§ TASK OBJECTIVE
Only lines holding the word "homework" should be copied from the material.

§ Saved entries
====

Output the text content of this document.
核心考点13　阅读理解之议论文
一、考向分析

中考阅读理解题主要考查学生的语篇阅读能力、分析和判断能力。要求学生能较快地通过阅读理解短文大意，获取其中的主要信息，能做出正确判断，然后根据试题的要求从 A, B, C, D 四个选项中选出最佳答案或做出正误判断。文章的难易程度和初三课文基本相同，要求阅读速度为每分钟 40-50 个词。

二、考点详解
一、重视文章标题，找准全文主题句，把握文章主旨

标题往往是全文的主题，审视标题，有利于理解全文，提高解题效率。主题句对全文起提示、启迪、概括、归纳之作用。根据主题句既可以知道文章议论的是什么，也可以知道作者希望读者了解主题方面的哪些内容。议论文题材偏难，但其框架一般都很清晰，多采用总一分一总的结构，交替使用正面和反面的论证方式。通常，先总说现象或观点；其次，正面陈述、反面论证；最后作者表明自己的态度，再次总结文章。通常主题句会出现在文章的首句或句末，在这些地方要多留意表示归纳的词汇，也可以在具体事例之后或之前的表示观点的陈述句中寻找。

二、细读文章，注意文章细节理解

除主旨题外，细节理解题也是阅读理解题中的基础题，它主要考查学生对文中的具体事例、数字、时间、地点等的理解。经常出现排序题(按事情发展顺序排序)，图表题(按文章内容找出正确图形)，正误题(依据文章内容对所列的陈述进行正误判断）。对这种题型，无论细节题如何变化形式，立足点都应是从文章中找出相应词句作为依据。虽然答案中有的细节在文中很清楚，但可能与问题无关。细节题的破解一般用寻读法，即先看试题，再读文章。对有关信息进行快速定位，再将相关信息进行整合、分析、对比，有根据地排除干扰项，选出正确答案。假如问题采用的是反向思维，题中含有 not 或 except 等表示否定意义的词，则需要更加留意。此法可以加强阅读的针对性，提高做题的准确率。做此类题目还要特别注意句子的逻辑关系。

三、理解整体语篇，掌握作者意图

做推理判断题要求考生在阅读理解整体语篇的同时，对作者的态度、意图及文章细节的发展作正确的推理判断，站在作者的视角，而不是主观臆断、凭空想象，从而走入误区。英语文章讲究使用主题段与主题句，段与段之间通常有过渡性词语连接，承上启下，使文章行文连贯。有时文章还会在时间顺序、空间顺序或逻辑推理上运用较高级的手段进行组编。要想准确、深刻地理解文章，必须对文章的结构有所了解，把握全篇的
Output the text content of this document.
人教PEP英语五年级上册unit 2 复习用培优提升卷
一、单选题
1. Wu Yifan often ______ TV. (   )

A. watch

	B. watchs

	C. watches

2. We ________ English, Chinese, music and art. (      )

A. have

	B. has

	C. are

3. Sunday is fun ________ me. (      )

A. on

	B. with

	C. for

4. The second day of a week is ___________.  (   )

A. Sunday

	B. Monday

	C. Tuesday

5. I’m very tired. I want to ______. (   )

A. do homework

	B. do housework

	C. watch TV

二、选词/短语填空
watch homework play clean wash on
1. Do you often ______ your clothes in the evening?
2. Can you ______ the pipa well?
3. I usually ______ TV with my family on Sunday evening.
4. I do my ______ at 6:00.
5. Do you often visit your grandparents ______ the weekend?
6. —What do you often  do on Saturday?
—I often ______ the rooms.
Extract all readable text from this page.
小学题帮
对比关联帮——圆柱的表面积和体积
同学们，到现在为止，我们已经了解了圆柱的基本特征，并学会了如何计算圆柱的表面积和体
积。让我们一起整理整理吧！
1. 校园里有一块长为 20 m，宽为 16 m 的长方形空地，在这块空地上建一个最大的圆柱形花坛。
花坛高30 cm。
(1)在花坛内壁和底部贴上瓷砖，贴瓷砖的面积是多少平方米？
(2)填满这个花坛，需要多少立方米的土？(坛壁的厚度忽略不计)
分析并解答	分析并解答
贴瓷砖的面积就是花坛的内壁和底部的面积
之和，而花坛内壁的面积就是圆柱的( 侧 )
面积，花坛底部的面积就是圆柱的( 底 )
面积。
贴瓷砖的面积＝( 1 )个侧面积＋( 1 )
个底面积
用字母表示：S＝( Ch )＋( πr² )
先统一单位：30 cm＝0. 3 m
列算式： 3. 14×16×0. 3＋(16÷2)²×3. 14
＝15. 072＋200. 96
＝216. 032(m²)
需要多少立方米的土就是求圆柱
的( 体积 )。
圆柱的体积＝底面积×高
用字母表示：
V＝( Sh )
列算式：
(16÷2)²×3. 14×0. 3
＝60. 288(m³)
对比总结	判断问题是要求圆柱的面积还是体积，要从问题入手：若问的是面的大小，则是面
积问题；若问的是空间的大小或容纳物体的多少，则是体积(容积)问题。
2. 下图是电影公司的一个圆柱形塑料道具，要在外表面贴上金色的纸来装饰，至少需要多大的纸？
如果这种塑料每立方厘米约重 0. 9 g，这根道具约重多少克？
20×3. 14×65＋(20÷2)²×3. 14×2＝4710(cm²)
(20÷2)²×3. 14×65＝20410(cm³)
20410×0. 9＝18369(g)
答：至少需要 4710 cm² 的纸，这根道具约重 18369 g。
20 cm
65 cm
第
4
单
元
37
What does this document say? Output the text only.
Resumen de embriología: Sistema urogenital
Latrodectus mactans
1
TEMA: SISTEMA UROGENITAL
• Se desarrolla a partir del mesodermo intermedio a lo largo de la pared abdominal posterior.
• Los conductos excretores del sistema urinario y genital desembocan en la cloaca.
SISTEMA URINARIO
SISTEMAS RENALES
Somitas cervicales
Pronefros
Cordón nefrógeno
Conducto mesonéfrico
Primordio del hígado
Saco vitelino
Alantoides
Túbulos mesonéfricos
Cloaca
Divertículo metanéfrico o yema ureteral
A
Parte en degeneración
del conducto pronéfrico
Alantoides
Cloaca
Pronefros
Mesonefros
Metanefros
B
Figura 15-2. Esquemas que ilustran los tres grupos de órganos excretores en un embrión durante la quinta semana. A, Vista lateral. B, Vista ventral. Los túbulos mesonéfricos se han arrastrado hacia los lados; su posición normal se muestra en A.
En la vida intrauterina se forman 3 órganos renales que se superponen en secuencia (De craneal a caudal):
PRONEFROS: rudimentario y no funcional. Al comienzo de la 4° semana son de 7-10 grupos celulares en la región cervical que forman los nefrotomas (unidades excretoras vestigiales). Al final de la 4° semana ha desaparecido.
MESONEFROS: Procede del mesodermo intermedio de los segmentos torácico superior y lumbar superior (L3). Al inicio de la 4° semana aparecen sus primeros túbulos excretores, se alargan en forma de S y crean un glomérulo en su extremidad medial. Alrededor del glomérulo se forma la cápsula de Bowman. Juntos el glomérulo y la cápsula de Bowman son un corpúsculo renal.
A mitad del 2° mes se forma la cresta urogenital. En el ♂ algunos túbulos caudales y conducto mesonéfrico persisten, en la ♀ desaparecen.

====

§ RESPONSE FOR THIS EXERCISE
A. do homework
watch homework play clean wash on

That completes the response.